# RECORDED INFORMATION:
○ ○ ○ ○

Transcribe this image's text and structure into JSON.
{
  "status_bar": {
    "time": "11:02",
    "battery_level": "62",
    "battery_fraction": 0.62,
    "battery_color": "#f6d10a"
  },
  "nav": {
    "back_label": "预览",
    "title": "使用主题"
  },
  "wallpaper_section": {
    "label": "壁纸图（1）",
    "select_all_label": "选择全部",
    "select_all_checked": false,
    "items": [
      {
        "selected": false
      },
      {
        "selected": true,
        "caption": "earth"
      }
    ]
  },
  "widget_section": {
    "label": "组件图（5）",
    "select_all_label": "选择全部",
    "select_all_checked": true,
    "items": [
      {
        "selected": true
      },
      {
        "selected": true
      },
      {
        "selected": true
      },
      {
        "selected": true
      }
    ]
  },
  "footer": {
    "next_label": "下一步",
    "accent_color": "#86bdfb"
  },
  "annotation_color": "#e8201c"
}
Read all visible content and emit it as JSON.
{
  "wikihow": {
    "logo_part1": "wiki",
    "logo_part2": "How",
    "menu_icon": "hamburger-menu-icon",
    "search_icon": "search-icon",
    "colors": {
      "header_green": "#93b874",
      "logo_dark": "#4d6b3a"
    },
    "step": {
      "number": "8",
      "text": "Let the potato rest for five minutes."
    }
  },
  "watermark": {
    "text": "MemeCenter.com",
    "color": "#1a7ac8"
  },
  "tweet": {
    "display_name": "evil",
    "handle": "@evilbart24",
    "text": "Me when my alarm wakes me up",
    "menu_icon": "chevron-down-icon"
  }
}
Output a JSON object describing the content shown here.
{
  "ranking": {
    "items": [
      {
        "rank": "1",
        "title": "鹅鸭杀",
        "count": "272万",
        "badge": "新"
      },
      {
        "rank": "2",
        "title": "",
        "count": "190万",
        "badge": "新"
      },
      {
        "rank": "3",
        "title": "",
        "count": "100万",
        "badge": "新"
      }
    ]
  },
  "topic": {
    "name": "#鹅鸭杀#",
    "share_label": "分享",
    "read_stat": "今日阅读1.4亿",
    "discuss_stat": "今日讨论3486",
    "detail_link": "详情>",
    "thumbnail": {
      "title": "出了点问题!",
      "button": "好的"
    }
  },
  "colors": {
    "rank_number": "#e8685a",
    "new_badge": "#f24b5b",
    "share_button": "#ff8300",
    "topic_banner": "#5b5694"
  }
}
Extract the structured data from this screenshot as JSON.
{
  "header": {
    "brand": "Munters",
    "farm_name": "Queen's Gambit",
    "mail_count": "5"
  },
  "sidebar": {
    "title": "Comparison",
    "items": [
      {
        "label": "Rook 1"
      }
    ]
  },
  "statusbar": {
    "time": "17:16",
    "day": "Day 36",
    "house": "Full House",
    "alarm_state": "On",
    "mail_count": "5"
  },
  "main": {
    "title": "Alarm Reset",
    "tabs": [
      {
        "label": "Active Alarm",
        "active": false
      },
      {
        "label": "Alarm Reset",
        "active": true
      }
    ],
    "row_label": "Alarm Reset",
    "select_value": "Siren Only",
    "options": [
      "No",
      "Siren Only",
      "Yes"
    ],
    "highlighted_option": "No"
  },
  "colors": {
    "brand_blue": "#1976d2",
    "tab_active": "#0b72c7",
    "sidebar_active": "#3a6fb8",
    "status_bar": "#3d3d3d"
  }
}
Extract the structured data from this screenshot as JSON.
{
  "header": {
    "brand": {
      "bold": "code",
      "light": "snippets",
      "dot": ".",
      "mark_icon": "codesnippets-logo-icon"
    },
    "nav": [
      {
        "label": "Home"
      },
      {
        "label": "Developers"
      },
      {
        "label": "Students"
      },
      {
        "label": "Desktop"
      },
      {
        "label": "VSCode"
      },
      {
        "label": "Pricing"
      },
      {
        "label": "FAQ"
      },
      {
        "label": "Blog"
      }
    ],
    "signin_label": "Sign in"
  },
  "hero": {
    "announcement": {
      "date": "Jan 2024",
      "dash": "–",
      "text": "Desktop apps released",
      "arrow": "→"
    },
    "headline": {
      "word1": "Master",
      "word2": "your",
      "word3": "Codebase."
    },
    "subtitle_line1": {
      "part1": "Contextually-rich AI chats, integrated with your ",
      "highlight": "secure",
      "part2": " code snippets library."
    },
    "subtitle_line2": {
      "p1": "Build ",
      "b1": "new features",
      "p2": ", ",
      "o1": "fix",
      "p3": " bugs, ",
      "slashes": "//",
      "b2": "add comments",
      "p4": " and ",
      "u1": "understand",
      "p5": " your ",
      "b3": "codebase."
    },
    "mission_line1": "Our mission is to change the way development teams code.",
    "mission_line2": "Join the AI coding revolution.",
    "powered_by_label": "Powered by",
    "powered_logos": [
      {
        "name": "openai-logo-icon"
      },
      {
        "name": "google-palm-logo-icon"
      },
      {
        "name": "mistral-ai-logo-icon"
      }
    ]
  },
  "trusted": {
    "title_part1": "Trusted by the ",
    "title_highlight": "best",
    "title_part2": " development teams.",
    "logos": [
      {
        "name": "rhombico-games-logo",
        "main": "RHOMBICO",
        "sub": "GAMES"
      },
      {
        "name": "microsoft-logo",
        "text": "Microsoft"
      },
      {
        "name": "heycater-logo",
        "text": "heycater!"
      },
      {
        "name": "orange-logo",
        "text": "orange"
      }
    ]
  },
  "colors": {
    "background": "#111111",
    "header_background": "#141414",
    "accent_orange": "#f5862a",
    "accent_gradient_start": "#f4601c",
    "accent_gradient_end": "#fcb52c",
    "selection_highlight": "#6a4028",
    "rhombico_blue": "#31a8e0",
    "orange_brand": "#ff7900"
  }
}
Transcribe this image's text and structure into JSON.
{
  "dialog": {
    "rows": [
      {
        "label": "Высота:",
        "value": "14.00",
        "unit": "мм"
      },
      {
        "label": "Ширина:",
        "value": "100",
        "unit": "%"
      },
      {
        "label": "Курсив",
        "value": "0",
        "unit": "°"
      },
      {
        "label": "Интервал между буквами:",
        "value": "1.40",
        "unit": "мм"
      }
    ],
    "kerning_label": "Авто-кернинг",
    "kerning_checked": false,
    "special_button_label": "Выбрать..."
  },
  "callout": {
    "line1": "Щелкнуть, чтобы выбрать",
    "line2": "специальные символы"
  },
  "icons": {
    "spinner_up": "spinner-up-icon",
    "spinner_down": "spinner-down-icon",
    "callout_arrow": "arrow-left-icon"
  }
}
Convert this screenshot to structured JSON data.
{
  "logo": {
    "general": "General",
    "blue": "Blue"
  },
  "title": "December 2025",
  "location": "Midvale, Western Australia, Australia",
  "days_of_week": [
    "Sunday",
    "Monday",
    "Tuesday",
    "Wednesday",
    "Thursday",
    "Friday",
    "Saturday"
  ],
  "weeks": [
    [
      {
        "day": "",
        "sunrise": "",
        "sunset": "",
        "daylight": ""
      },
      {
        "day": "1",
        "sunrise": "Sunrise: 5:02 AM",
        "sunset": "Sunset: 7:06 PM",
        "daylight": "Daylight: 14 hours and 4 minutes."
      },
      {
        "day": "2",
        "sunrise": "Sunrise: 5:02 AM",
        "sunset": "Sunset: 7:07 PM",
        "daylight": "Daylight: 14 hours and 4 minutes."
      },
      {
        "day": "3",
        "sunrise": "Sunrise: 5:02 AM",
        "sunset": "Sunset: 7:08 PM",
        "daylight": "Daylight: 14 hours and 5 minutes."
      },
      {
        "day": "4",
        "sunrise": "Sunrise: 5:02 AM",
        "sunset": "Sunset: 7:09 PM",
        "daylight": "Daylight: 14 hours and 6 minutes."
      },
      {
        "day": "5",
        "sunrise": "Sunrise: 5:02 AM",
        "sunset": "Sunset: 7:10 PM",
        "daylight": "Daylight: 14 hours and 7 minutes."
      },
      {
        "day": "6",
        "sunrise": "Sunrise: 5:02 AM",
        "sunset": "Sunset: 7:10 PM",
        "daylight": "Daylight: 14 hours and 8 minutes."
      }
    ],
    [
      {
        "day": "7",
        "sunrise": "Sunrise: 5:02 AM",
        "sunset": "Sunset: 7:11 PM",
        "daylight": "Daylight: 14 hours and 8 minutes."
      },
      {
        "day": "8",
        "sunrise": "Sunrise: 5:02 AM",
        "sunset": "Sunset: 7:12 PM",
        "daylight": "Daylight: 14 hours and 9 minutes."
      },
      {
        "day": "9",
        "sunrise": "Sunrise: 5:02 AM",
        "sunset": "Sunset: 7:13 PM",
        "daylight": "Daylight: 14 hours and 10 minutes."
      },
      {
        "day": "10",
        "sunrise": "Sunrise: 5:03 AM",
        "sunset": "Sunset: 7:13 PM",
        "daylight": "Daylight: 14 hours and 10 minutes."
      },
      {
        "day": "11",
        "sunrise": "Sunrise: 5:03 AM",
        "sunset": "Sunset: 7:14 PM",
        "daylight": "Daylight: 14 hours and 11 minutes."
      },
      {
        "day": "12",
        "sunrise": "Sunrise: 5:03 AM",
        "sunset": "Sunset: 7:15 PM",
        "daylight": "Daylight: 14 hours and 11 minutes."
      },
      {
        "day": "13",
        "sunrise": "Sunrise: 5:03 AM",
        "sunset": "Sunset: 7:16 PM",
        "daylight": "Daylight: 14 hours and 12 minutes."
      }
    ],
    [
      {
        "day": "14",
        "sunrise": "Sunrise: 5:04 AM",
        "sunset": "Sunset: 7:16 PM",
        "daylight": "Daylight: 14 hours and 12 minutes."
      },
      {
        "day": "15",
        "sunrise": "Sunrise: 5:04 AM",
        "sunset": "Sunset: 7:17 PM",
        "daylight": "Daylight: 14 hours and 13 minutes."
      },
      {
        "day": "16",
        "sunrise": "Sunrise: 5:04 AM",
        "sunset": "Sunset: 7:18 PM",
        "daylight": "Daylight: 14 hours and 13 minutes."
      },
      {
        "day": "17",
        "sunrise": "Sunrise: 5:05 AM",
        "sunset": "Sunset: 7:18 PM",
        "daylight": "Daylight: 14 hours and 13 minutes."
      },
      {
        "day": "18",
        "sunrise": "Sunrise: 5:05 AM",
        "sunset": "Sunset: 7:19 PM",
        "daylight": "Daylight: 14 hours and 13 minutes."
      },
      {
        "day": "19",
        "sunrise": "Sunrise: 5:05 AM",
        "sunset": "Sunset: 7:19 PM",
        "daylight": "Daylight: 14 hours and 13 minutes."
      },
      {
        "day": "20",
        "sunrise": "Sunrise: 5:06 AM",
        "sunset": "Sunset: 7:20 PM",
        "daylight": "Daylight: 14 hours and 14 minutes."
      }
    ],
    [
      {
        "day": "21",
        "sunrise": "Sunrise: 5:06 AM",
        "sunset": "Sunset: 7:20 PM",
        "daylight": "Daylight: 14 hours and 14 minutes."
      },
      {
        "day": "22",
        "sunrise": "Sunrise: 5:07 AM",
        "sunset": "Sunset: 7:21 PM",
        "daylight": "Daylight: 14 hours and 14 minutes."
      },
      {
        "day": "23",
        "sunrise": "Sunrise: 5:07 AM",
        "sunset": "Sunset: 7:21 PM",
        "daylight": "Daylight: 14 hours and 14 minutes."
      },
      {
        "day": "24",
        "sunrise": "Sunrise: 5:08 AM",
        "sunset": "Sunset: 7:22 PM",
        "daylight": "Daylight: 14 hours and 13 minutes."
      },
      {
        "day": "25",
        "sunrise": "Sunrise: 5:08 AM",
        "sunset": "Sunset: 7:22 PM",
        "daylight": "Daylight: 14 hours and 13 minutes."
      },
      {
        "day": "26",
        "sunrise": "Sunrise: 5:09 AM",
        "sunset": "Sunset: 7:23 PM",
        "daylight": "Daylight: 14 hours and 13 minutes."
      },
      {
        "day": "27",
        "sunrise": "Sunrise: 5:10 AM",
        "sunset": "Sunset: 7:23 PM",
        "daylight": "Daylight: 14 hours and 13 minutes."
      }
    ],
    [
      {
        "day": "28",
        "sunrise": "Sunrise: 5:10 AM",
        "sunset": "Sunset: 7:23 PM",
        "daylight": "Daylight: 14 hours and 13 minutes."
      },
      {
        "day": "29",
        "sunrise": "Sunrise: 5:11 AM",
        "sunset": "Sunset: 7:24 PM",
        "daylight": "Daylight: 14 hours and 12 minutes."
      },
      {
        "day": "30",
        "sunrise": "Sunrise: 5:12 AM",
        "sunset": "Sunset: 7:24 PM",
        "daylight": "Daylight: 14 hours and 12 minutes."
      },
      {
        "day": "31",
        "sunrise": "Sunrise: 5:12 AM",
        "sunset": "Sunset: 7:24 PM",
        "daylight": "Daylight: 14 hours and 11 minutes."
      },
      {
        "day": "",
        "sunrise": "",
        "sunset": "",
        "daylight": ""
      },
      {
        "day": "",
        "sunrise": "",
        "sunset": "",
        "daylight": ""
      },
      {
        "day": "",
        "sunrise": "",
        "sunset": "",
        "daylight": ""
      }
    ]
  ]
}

○ ○ ○ ○

# PROBLEM STATEMENT:
Copy all lines from the material that contain "false".

# ANSWER TO THE TASK:
    "select_all_checked": false,
        "selected": false
        "active": false
    "kerning_checked": false,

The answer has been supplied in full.